• Task requirements:
An exact transcription of all the entries is needed; pictures stay out.

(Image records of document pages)
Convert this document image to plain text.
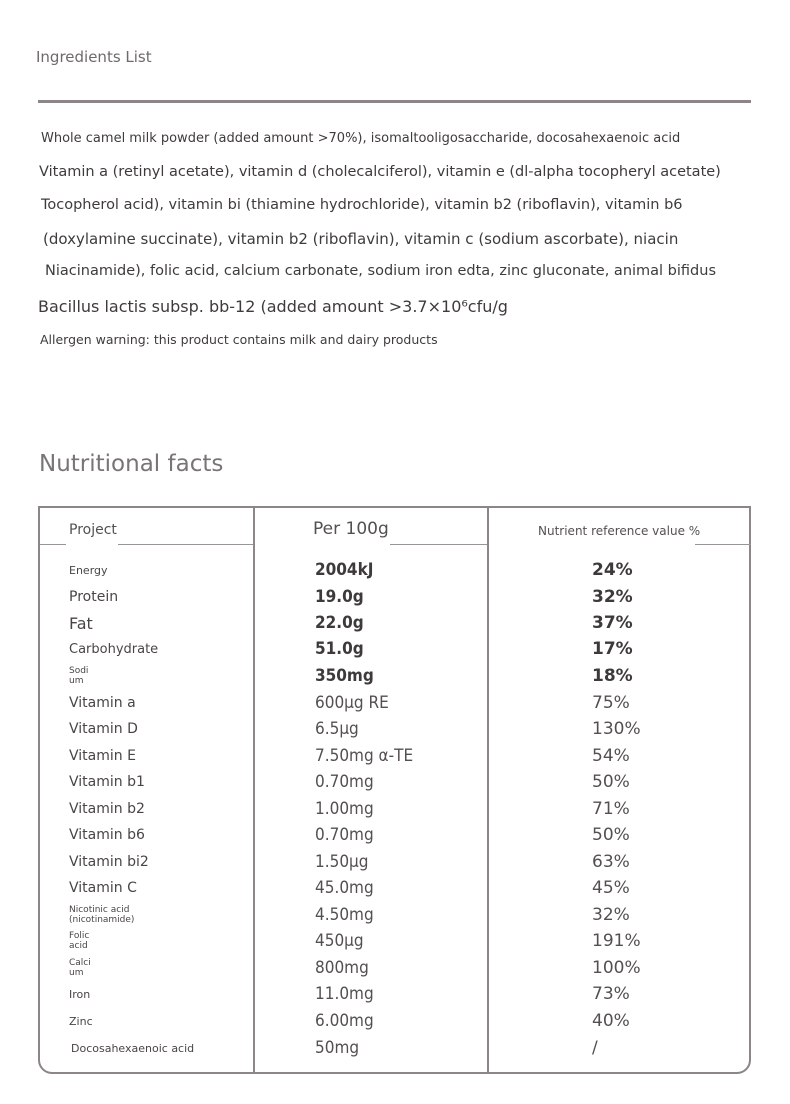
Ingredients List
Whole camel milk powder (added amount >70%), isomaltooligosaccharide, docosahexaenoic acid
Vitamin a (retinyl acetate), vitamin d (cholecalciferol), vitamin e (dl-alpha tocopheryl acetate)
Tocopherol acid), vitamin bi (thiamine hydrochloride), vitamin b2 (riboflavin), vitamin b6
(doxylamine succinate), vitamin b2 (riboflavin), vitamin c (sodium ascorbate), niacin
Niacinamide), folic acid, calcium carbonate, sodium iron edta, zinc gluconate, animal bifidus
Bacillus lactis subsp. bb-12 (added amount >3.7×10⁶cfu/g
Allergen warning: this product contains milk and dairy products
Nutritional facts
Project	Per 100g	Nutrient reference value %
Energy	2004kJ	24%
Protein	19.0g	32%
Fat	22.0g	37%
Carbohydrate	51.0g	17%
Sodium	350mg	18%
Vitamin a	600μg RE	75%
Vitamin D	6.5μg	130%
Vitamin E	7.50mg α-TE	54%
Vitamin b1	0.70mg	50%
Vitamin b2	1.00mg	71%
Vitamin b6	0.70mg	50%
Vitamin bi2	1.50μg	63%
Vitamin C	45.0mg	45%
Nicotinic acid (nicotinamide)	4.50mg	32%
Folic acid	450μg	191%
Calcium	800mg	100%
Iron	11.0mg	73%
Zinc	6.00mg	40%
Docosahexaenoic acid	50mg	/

• Solution for this task:
Convert this document image to plain text.
Ingredients List
Whole camel milk powder (added amount >70%), isomaltooligosaccharide, docosahexaenoic acid
Vitamin a (retinyl acetate), vitamin d (cholecalciferol), vitamin e (dl-alpha tocopheryl acetate)
Tocopherol acid), vitamin bi (thiamine hydrochloride), vitamin b2 (riboflavin), vitamin b6
(doxylamine succinate), vitamin b2 (riboflavin), vitamin c (sodium ascorbate), niacin
Niacinamide), folic acid, calcium carbonate, sodium iron edta, zinc gluconate, animal bifidus
Bacillus lactis subsp. bb-12 (added amount >3.7×10⁶cfu/g
Allergen warning: this product contains milk and dairy products
Nutritional facts
Project	Per 100g	Nutrient reference value %
Energy	2004kJ	24%
Protein	19.0g	32%
Fat	22.0g	37%
Carbohydrate	51.0g	17%
Sodium	350mg	18%
Vitamin a	600μg RE	75%
Vitamin D	6.5μg	130%
Vitamin E	7.50mg α-TE	54%
Vitamin b1	0.70mg	50%
Vitamin b2	1.00mg	71%
Vitamin b6	0.70mg	50%
Vitamin bi2	1.50μg	63%
Vitamin C	45.0mg	45%
Nicotinic acid (nicotinamide)	4.50mg	32%
Folic acid	450μg	191%
Calcium	800mg	100%
Iron	11.0mg	73%
Zinc	6.00mg	40%
Docosahexaenoic acid	50mg	/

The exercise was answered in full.